- _EXTRACTED MATERIAL_

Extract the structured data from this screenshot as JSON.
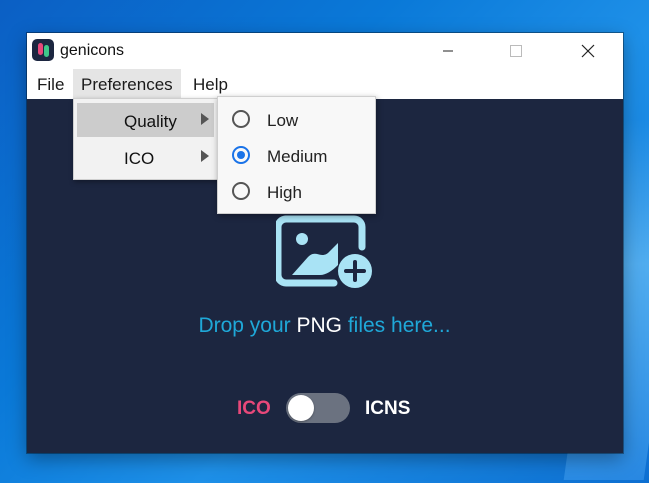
{
  "app": {
    "title": "genicons",
    "icon": "genicons-logo-icon"
  },
  "window_controls": {
    "minimize": "minimize-icon",
    "maximize": "maximize-icon",
    "close": "close-icon"
  },
  "menubar": {
    "items": [
      {
        "label": "File"
      },
      {
        "label": "Preferences",
        "open": true
      },
      {
        "label": "Help"
      }
    ]
  },
  "preferences_menu": {
    "items": [
      {
        "label": "Quality",
        "highlighted": true,
        "has_submenu": true
      },
      {
        "label": "ICO",
        "highlighted": false,
        "has_submenu": true
      }
    ]
  },
  "quality_submenu": {
    "options": [
      {
        "label": "Low",
        "selected": false
      },
      {
        "label": "Medium",
        "selected": true
      },
      {
        "label": "High",
        "selected": false
      }
    ]
  },
  "dropzone": {
    "icon": "add-image-icon",
    "text_before": "Drop your ",
    "text_highlight": "PNG",
    "text_after": " files here..."
  },
  "format_toggle": {
    "left_label": "ICO",
    "right_label": "ICNS",
    "state": "ICO"
  },
  "colors": {
    "window_bg": "#1c2640",
    "accent_cyan": "#1fa8d8",
    "accent_pink": "#e8487a",
    "radio_blue": "#1a73e8"
  }
}
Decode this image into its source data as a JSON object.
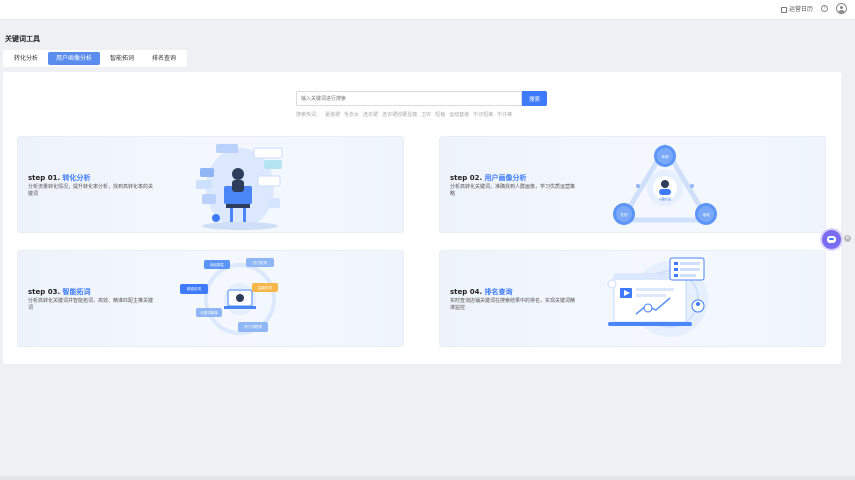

- _GIVEN EXERCISE_
Only lines holding the string "true" are wanted; gather each one from the entries above.

- _SOLUTION TO THE PROBLEM_
        "open": true
        "highlighted": true,
        "has_submenu": true
        "has_submenu": true
        "selected": true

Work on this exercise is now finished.